• [SOURCE DATA]:
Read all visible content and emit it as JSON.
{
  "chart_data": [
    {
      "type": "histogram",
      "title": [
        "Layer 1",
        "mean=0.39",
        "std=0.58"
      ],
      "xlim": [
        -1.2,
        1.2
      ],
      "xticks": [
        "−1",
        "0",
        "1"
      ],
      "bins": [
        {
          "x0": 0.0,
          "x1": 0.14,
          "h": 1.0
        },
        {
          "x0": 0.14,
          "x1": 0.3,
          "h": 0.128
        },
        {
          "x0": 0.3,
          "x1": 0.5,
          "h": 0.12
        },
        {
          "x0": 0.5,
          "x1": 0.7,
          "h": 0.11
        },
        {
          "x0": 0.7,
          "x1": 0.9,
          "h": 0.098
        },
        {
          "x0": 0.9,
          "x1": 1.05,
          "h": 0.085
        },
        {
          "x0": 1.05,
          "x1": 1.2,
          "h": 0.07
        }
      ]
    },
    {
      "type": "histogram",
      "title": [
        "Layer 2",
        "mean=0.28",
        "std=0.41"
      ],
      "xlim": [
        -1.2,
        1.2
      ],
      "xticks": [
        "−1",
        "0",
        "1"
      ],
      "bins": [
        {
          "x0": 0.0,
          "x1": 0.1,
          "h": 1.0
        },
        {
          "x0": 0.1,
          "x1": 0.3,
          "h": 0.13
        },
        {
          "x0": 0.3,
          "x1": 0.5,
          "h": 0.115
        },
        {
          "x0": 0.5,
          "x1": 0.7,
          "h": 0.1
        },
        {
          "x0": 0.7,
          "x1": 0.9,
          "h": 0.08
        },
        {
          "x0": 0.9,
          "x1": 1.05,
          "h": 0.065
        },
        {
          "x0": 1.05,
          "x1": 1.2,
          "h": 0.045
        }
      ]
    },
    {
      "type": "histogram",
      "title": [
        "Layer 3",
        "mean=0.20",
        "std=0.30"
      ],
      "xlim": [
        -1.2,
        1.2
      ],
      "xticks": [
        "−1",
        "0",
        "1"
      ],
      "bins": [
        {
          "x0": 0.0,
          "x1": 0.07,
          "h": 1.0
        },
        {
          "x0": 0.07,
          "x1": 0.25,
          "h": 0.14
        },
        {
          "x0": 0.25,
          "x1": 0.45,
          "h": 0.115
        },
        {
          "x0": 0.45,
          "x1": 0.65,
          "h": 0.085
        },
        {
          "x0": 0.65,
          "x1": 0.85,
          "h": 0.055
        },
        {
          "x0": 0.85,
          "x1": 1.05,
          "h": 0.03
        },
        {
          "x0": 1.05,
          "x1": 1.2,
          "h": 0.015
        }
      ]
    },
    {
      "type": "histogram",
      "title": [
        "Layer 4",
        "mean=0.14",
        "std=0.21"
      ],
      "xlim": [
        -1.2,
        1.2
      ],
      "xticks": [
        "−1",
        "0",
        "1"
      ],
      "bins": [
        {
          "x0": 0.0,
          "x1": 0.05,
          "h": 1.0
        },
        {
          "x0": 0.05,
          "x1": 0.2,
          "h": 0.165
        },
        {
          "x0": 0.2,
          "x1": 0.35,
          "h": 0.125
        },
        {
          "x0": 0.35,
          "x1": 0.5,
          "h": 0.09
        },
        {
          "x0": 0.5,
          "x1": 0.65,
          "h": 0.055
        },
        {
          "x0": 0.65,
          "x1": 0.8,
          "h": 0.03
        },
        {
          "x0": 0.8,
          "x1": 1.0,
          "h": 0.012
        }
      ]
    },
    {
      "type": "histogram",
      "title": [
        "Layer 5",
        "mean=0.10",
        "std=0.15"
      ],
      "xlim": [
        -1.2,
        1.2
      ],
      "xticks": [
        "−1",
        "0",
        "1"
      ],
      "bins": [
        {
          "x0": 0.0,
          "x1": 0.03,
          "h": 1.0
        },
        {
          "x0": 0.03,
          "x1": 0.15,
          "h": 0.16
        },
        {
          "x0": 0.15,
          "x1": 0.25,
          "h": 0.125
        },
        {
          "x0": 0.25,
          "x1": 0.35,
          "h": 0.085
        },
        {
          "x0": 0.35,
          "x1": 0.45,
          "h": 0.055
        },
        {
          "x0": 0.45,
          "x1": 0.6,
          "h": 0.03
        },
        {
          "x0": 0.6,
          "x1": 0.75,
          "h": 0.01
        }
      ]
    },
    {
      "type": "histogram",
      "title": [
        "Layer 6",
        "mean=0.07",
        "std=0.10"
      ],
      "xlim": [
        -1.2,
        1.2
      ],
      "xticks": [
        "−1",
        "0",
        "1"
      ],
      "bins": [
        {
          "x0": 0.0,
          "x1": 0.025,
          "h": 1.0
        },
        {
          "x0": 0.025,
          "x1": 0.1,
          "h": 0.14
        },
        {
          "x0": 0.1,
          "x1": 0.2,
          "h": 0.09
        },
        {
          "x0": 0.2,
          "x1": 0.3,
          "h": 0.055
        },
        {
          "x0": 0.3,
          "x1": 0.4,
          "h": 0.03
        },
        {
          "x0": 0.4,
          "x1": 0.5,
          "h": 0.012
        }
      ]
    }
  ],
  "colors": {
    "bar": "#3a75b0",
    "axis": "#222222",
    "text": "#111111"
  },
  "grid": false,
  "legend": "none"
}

• [EXERCISE]:
Isolate the lines that hold the word "Layer" and copy all of them.

• [SOLVED PROBLEM]:
        "Layer 1",
        "Layer 2",
        "Layer 3",
        "Layer 4",
        "Layer 5",
        "Layer 6",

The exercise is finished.